→ **Problem description**: How many lines of the material below contain the string "Identify"? Answer with the number and nothing else.

------ Data supplied ------

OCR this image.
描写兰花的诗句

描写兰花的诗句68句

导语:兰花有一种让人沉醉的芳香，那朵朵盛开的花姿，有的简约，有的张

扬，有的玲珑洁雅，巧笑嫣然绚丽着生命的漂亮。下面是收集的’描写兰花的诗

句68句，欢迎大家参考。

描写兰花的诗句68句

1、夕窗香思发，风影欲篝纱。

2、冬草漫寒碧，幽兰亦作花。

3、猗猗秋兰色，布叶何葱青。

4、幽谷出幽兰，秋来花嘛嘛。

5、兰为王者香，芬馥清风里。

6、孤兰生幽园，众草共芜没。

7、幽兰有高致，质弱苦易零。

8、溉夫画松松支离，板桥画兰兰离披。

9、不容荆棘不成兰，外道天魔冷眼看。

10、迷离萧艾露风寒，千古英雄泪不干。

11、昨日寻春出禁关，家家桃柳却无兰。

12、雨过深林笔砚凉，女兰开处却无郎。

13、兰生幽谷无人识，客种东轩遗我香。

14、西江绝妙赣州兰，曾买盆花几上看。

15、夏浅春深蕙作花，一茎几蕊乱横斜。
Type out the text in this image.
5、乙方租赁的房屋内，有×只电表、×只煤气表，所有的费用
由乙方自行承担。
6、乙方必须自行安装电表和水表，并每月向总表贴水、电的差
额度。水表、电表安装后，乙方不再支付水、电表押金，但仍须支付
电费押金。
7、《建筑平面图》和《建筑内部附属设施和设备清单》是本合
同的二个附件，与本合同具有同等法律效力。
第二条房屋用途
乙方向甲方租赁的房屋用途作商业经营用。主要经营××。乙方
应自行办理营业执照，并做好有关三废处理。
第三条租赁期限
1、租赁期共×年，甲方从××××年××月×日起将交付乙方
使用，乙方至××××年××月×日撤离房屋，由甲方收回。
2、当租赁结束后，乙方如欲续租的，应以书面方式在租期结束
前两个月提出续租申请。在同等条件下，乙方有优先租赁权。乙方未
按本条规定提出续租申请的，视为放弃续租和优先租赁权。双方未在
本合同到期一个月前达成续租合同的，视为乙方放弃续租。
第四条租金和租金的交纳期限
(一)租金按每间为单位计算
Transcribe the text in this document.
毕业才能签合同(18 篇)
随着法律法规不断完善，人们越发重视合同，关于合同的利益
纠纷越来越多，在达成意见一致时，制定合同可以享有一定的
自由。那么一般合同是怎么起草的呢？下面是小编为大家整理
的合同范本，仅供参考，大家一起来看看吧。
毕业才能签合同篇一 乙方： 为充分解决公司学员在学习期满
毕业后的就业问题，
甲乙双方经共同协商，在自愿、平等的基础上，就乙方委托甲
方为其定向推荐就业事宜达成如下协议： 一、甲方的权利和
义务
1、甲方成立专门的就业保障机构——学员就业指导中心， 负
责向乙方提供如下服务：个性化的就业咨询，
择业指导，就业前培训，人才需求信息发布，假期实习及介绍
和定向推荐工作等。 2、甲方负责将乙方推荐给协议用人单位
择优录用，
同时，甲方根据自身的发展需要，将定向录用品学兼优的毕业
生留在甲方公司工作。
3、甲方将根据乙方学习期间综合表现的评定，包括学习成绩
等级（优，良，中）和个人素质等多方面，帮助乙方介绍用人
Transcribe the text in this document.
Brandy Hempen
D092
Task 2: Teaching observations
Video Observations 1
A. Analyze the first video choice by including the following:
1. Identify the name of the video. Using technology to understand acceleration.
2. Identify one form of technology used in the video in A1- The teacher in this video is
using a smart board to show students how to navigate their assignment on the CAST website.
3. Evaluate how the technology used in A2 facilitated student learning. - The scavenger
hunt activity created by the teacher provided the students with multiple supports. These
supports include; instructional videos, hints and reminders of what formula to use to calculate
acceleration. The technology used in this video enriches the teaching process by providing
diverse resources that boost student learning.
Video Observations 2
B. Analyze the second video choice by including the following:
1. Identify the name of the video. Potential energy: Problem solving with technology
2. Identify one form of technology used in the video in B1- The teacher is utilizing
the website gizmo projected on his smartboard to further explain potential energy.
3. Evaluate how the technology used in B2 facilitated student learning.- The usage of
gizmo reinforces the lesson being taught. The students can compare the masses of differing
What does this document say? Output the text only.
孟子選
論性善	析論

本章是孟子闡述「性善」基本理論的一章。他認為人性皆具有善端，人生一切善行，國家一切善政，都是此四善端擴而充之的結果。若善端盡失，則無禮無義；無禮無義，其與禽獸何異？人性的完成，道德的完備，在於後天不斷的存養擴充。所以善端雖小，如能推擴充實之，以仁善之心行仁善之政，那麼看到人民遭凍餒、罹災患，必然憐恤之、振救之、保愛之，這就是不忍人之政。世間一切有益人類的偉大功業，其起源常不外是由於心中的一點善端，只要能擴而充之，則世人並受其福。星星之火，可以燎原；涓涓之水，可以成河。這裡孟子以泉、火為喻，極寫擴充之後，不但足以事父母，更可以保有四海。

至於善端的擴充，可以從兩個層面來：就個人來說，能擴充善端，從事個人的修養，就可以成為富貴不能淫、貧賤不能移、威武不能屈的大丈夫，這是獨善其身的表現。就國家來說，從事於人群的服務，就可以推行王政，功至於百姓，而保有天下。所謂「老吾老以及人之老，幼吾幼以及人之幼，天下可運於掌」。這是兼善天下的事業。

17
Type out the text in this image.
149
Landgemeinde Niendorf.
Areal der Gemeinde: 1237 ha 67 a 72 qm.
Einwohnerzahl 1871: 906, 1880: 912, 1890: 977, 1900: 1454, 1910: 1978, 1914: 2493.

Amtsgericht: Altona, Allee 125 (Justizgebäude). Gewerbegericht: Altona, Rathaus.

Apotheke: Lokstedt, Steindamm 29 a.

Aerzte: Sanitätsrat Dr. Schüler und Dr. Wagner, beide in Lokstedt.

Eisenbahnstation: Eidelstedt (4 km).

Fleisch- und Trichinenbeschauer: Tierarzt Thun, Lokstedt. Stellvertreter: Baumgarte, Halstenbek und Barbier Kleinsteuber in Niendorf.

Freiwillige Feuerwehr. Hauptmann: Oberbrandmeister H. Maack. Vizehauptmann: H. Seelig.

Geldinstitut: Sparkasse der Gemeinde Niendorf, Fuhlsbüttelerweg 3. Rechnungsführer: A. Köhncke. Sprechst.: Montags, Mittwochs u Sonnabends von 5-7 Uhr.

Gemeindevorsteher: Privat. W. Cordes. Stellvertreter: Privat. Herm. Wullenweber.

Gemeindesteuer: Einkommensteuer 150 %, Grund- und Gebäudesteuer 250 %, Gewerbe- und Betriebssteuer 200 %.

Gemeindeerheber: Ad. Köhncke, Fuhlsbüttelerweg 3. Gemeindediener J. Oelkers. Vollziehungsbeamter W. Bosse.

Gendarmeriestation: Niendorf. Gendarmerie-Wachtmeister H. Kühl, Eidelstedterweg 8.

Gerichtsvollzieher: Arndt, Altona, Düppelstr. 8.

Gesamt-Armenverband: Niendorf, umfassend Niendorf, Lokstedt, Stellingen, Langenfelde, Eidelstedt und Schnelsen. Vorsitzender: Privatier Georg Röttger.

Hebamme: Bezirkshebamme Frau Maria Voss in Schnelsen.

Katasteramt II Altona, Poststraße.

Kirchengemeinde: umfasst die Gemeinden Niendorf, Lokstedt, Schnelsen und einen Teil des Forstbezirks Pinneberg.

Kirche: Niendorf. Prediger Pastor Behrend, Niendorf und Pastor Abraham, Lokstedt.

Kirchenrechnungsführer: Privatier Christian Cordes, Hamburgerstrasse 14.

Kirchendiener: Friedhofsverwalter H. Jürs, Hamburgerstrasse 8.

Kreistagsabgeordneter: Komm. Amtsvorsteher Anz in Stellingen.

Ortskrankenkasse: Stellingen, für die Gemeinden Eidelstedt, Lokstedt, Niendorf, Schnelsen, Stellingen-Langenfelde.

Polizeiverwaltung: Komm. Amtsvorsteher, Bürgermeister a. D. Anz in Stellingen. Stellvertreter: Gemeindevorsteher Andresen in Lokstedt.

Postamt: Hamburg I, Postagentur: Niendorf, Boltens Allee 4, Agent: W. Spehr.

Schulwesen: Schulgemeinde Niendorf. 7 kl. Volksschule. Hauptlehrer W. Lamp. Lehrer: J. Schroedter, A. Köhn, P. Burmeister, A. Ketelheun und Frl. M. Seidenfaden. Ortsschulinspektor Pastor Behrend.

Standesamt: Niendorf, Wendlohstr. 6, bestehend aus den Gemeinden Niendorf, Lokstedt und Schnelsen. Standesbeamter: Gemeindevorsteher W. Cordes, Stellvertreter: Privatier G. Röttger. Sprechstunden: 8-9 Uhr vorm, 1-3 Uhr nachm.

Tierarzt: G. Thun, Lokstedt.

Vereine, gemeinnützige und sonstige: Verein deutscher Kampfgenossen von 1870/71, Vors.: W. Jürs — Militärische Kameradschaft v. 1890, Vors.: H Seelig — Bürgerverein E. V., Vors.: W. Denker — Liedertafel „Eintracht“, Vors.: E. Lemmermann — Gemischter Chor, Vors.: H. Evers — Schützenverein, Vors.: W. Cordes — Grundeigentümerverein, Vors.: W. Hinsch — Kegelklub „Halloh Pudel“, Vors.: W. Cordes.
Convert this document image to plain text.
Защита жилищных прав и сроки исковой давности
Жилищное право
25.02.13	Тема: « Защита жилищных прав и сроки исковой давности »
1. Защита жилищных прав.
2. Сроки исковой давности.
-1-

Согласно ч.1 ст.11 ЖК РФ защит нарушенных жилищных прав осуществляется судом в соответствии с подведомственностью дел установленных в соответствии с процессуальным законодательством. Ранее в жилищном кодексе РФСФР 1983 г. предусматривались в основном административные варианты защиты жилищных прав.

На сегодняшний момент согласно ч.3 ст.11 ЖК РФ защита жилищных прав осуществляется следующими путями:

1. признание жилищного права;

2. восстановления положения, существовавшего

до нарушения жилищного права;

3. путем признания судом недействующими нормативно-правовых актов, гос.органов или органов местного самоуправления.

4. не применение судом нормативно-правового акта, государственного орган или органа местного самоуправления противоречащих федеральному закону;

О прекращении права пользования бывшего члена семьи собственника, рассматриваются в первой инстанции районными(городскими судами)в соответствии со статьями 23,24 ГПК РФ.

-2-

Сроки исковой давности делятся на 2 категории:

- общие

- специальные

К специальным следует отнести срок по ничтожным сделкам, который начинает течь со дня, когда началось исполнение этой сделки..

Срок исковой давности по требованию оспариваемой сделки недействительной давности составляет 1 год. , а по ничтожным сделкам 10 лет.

------

→ **Final result**: 4